TASK STATEMENT:
Beginning with the line that contains "Convert this screenshot", reproduce the remaining lines of the material exactly, up to and including the last one, but no pictures.

-----

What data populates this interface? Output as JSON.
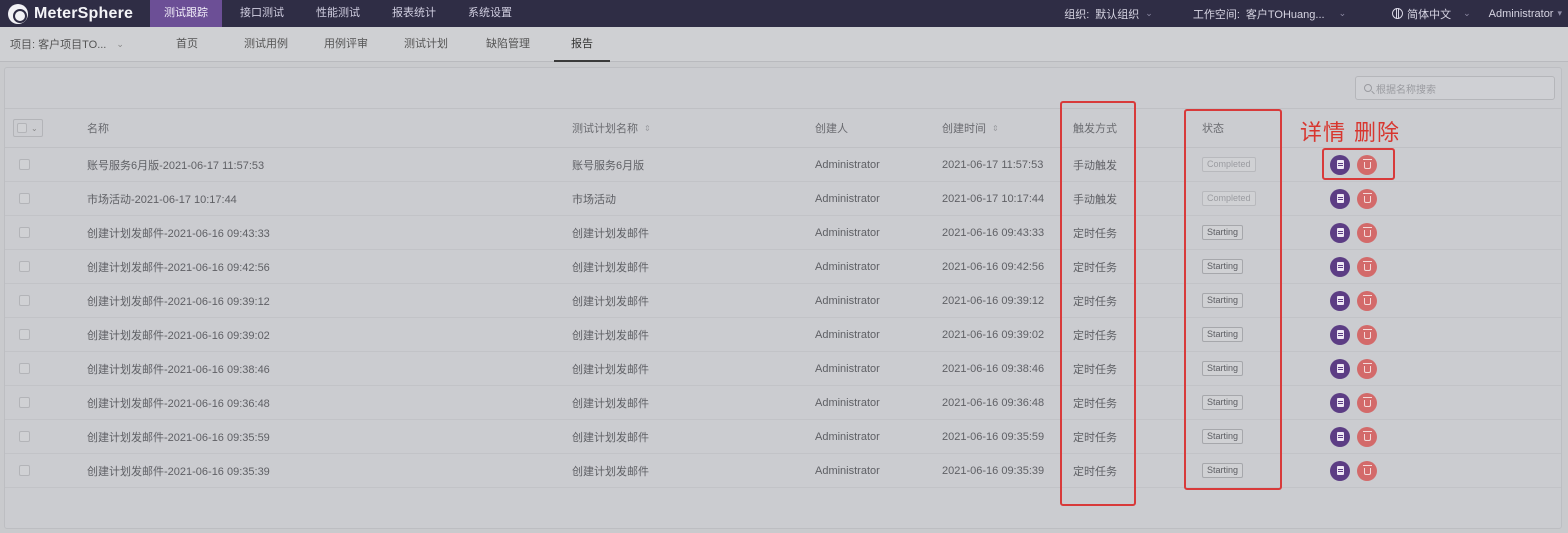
{
  "app": {
    "logo": "MeterSphere"
  },
  "topnav": {
    "items": [
      {
        "label": "测试跟踪"
      },
      {
        "label": "接口测试"
      },
      {
        "label": "性能测试"
      },
      {
        "label": "报表统计"
      },
      {
        "label": "系统设置"
      }
    ]
  },
  "topright": {
    "org_label": "组织:",
    "org_value": "默认组织",
    "workspace_label": "工作空间:",
    "workspace_value": "客户TOHuang...",
    "language": "简体中文",
    "user": "Administrator"
  },
  "subnav": {
    "project_label": "项目: 客户项目TO...",
    "items": [
      {
        "label": "首页"
      },
      {
        "label": "测试用例"
      },
      {
        "label": "用例评审"
      },
      {
        "label": "测试计划"
      },
      {
        "label": "缺陷管理"
      },
      {
        "label": "报告"
      }
    ]
  },
  "search": {
    "placeholder": "根据名称搜索"
  },
  "table": {
    "headers": {
      "name": "名称",
      "plan": "测试计划名称",
      "creator": "创建人",
      "created_time": "创建时间",
      "trigger": "触发方式",
      "status": "状态"
    },
    "rows": [
      {
        "name": "账号服务6月版-2021-06-17 11:57:53",
        "plan": "账号服务6月版",
        "creator": "Administrator",
        "time": "2021-06-17 11:57:53",
        "trigger": "手动触发",
        "status": "Completed"
      },
      {
        "name": "市场活动-2021-06-17 10:17:44",
        "plan": "市场活动",
        "creator": "Administrator",
        "time": "2021-06-17 10:17:44",
        "trigger": "手动触发",
        "status": "Completed"
      },
      {
        "name": "创建计划发邮件-2021-06-16 09:43:33",
        "plan": "创建计划发邮件",
        "creator": "Administrator",
        "time": "2021-06-16 09:43:33",
        "trigger": "定时任务",
        "status": "Starting"
      },
      {
        "name": "创建计划发邮件-2021-06-16 09:42:56",
        "plan": "创建计划发邮件",
        "creator": "Administrator",
        "time": "2021-06-16 09:42:56",
        "trigger": "定时任务",
        "status": "Starting"
      },
      {
        "name": "创建计划发邮件-2021-06-16 09:39:12",
        "plan": "创建计划发邮件",
        "creator": "Administrator",
        "time": "2021-06-16 09:39:12",
        "trigger": "定时任务",
        "status": "Starting"
      },
      {
        "name": "创建计划发邮件-2021-06-16 09:39:02",
        "plan": "创建计划发邮件",
        "creator": "Administrator",
        "time": "2021-06-16 09:39:02",
        "trigger": "定时任务",
        "status": "Starting"
      },
      {
        "name": "创建计划发邮件-2021-06-16 09:38:46",
        "plan": "创建计划发邮件",
        "creator": "Administrator",
        "time": "2021-06-16 09:38:46",
        "trigger": "定时任务",
        "status": "Starting"
      },
      {
        "name": "创建计划发邮件-2021-06-16 09:36:48",
        "plan": "创建计划发邮件",
        "creator": "Administrator",
        "time": "2021-06-16 09:36:48",
        "trigger": "定时任务",
        "status": "Starting"
      },
      {
        "name": "创建计划发邮件-2021-06-16 09:35:59",
        "plan": "创建计划发邮件",
        "creator": "Administrator",
        "time": "2021-06-16 09:35:59",
        "trigger": "定时任务",
        "status": "Starting"
      },
      {
        "name": "创建计划发邮件-2021-06-16 09:35:39",
        "plan": "创建计划发邮件",
        "creator": "Administrator",
        "time": "2021-06-16 09:35:39",
        "trigger": "定时任务",
        "status": "Starting"
      }
    ]
  },
  "annotation": {
    "text": "详情 删除",
    "color": "#d8362f"
  },
  "colors": {
    "topbar": "#2f2d45",
    "accent": "#6c4f96",
    "detail_button": "#5c3d84",
    "delete_button": "#d36a6a",
    "highlight": "#d83a3a"
  }
}
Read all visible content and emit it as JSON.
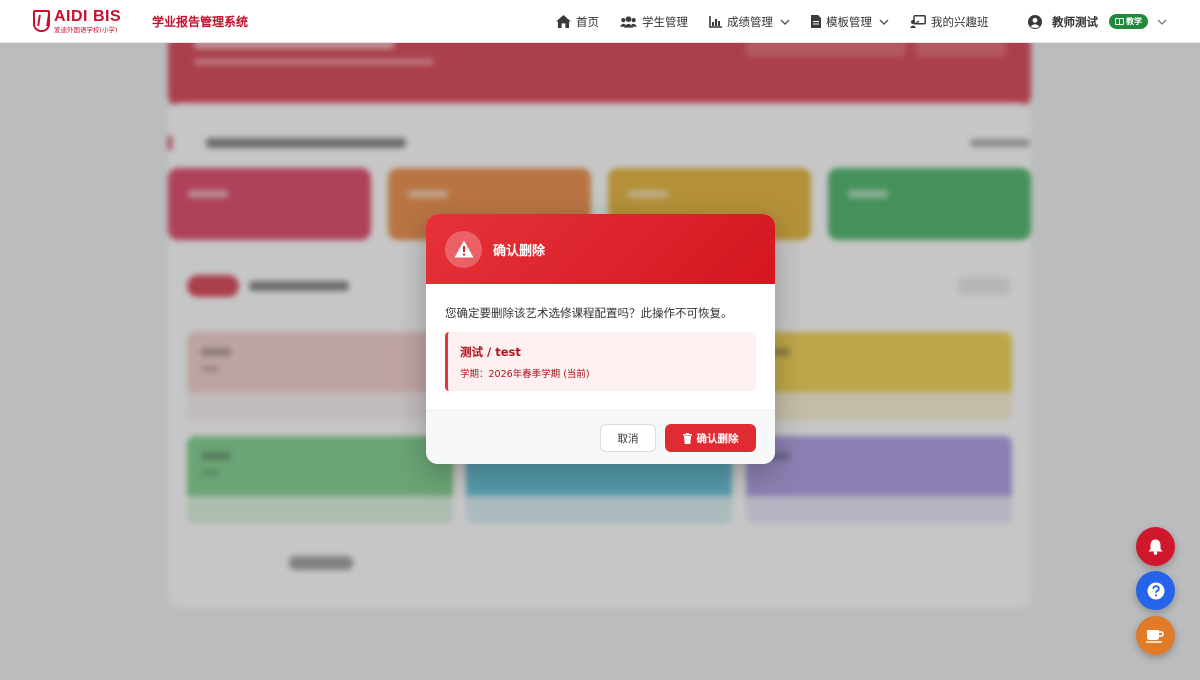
{
  "brand": {
    "logo_main": "AIDI BIS",
    "logo_sub": "爱迪外国语学校(小学)",
    "system_title": "学业报告管理系统"
  },
  "nav": {
    "items": [
      {
        "label": "首页",
        "icon": "home-icon"
      },
      {
        "label": "学生管理",
        "icon": "users-icon"
      },
      {
        "label": "成绩管理",
        "icon": "chart-icon",
        "dropdown": true
      },
      {
        "label": "模板管理",
        "icon": "file-icon",
        "dropdown": true
      },
      {
        "label": "我的兴趣班",
        "icon": "teacher-board-icon"
      }
    ]
  },
  "user": {
    "name": "教师测试",
    "role_badge": "教学"
  },
  "dialog": {
    "title": "确认删除",
    "message": "您确定要删除该艺术选修课程配置吗？此操作不可恢复。",
    "item_name": "测试 / test",
    "item_term": "学期：2026年春季学期 (当前)",
    "cancel_label": "取消",
    "confirm_label": "确认删除"
  },
  "colors": {
    "brand_red": "#c8102e",
    "danger": "#e12b33",
    "notify_fab": "#d0182c",
    "help_fab": "#2563eb",
    "coffee_fab": "#e07b2a"
  },
  "fabs": [
    {
      "icon": "bell-icon"
    },
    {
      "icon": "help-icon"
    },
    {
      "icon": "coffee-icon"
    }
  ]
}
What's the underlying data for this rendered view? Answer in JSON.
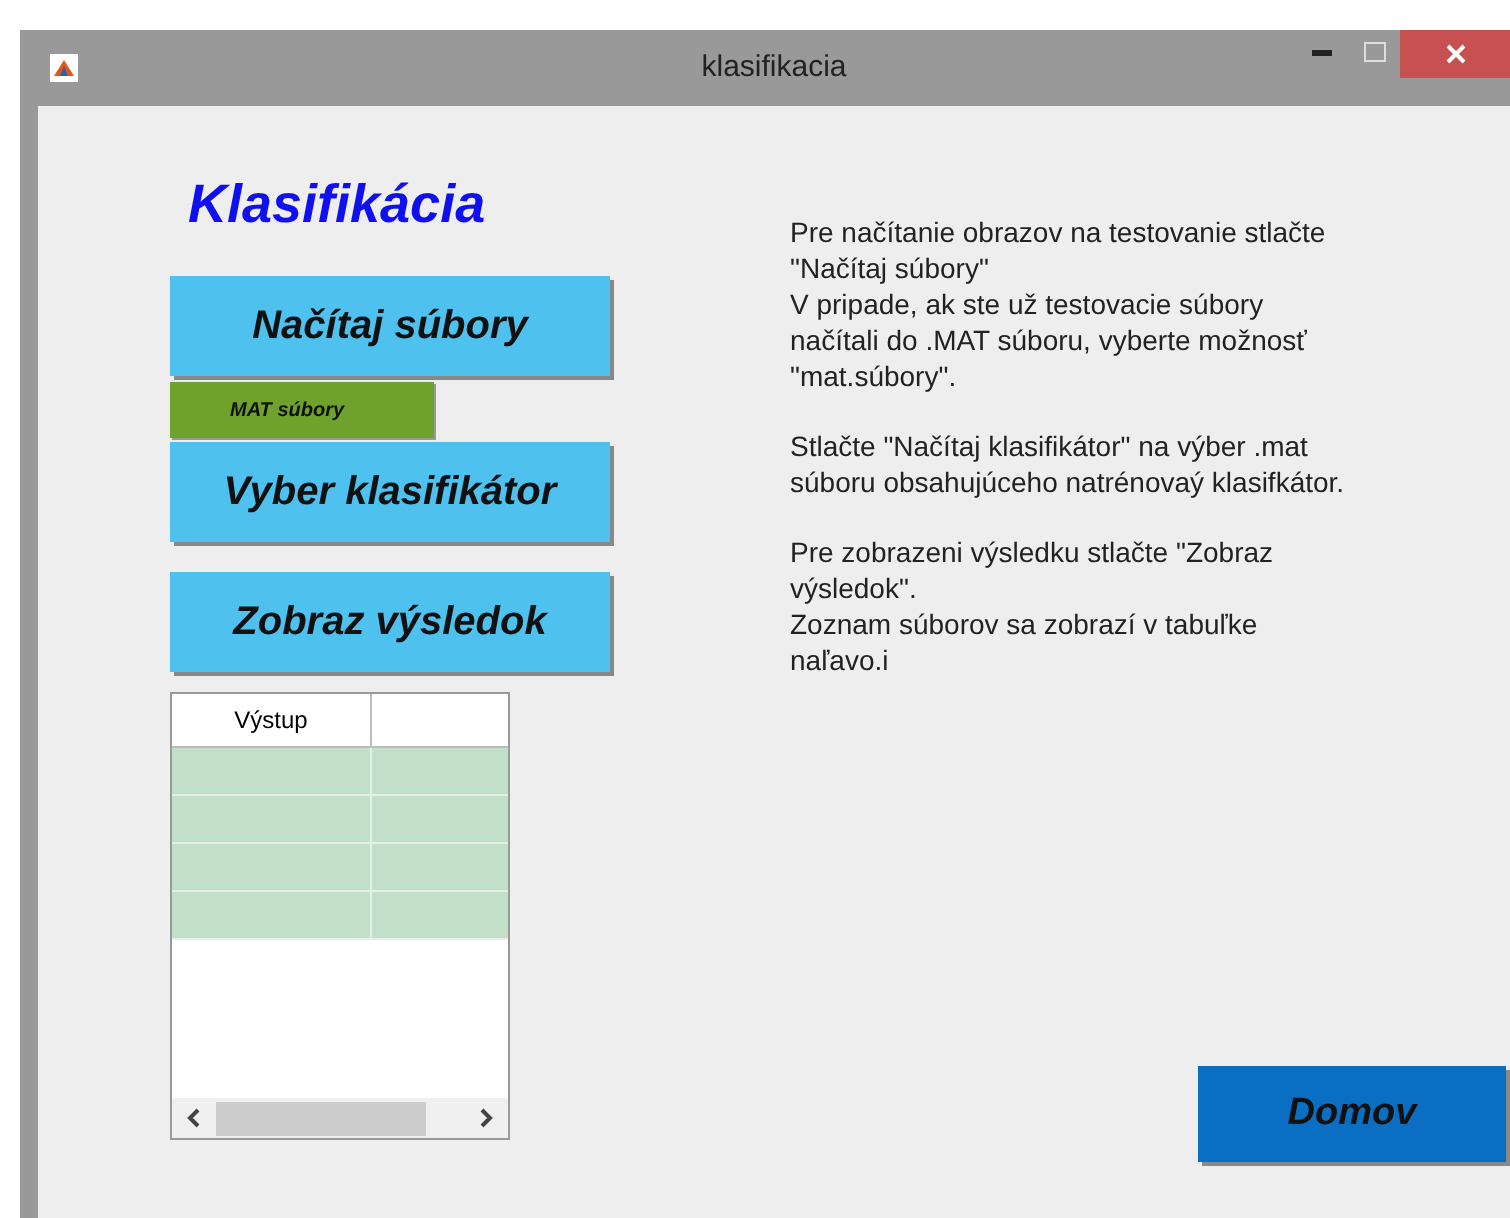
{
  "window": {
    "title": "klasifikacia"
  },
  "heading": "Klasifikácia",
  "buttons": [
    {
      "label": "Načítaj súbory",
      "kind": "main"
    },
    {
      "label": "MAT súbory",
      "kind": "small"
    },
    {
      "label": "Vyber klasifikátor",
      "kind": "main"
    },
    {
      "label": "Zobraz výsledok",
      "kind": "main"
    }
  ],
  "table": {
    "columns": [
      "Výstup"
    ],
    "rows": [
      {
        "highlighted": true
      },
      {
        "highlighted": true
      },
      {
        "highlighted": true
      },
      {
        "highlighted": true
      }
    ]
  },
  "instructions": [
    [
      "Pre načítanie obrazov na testovanie stlačte",
      "\"Načítaj súbory\"",
      "V pripade, ak ste už testovacie súbory",
      "načítali do .MAT súboru, vyberte možnosť",
      "\"mat.súbory\"."
    ],
    [
      "Stlačte \"Načítaj klasifikátor\" na výber .mat",
      "súboru obsahujúceho natrénovaý klasifkátor."
    ],
    [
      "Pre zobrazeni výsledku stlačte \"Zobraz",
      "výsledok\".",
      "Zoznam súborov sa zobrazí v tabuľke",
      "naľavo.i"
    ]
  ],
  "home_button": "Domov"
}
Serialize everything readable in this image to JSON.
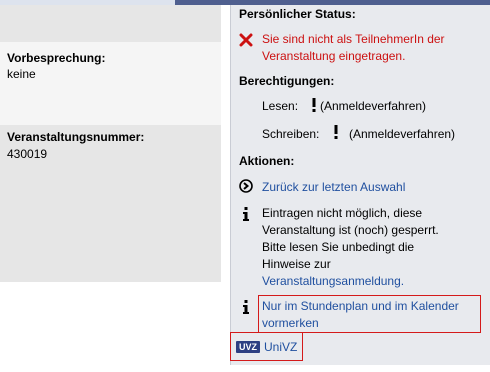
{
  "left": {
    "vorbesprechung_label": "Vorbesprechung:",
    "vorbesprechung_value": "keine",
    "veranstaltungsnummer_label": "Veranstaltungsnummer:",
    "veranstaltungsnummer_value": "430019"
  },
  "right": {
    "status_heading": "Persönlicher Status:",
    "status_line1": "Sie sind nicht als TeilnehmerIn der",
    "status_line2": "Veranstaltung eingetragen.",
    "berechtigungen_heading": "Berechtigungen:",
    "lesen_label": "Lesen:",
    "lesen_value": "(Anmeldeverfahren)",
    "schreiben_label": "Schreiben:",
    "schreiben_value": "(Anmeldeverfahren)",
    "aktionen_heading": "Aktionen:",
    "zurueck_link": "Zurück zur letzten Auswahl",
    "info_line1": "Eintragen nicht möglich, diese",
    "info_line2": "Veranstaltung ist (noch) gesperrt.",
    "info_line3": "Bitte lesen Sie unbedingt die",
    "info_line4": "Hinweise zur",
    "info_link": "Veranstaltungsanmeldung.",
    "stundenplan_line1": "Nur im Stundenplan und im Kalender",
    "stundenplan_line2": "vormerken",
    "univz_badge": "UVZ",
    "univz_link": "UniVZ"
  },
  "colors": {
    "link": "#1f4f9f",
    "error": "#cc1111",
    "highlight": "#d41a1a",
    "panel": "#e8eaee",
    "badge": "#2d3f82"
  }
}
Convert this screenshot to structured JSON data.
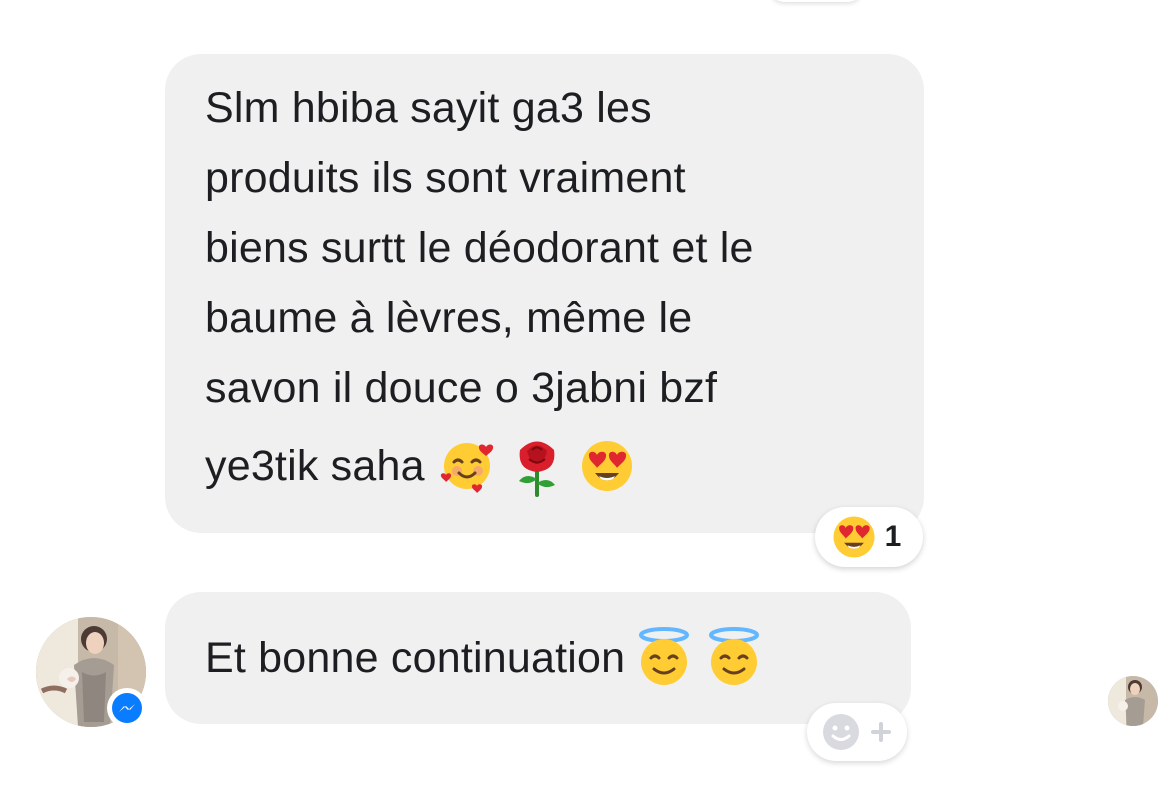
{
  "conversation": {
    "message_1": {
      "lines": [
        "Slm hbiba sayit ga3 les",
        "produits ils sont vraiment",
        "biens surtt le déodorant et le",
        "baume à lèvres, même le",
        "savon il douce o 3jabni bzf"
      ],
      "last_line_text": "ye3tik saha",
      "emojis": [
        "smiling-face-with-hearts",
        "rose",
        "heart-eyes-face"
      ],
      "reaction": {
        "emoji": "heart-eyes-face",
        "count": "1"
      }
    },
    "message_2": {
      "text": "Et bonne continuation",
      "emojis": [
        "smiling-face-with-halo",
        "smiling-face-with-halo"
      ]
    },
    "add_reaction": {
      "icon": "add-reaction-icon"
    }
  },
  "colors": {
    "bubble_background": "#f0f0f0",
    "text": "#1c1e21",
    "messenger_blue": "#0a7cff",
    "emoji_yellow": "#ffcc33",
    "emoji_red": "#e0262f"
  }
}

-----

RESULT OF THIS TASK:
Convert this screenshot to structured JSON data.
{
  "conversation": {
    "message_1": {
      "lines": [
        "Slm hbiba sayit ga3 les",
        "produits ils sont vraiment",
        "biens surtt le déodorant et le",
        "baume à lèvres, même le",
        "savon il douce o 3jabni bzf"
      ],
      "last_line_text": "ye3tik saha",
      "emojis": [
        "smiling-face-with-hearts",
        "rose",
        "heart-eyes-face"
      ],
      "reaction": {
        "emoji": "heart-eyes-face",
        "count": "1"
      }
    },
    "message_2": {
      "text": "Et bonne continuation",
      "emojis": [
        "smiling-face-with-halo",
        "smiling-face-with-halo"
      ]
    },
    "add_reaction": {
      "icon": "add-reaction-icon"
    }
  },
  "colors": {
    "bubble_background": "#f0f0f0",
    "text": "#1c1e21",
    "messenger_blue": "#0a7cff",
    "emoji_yellow": "#ffcc33",
    "emoji_red": "#e0262f"
  }
}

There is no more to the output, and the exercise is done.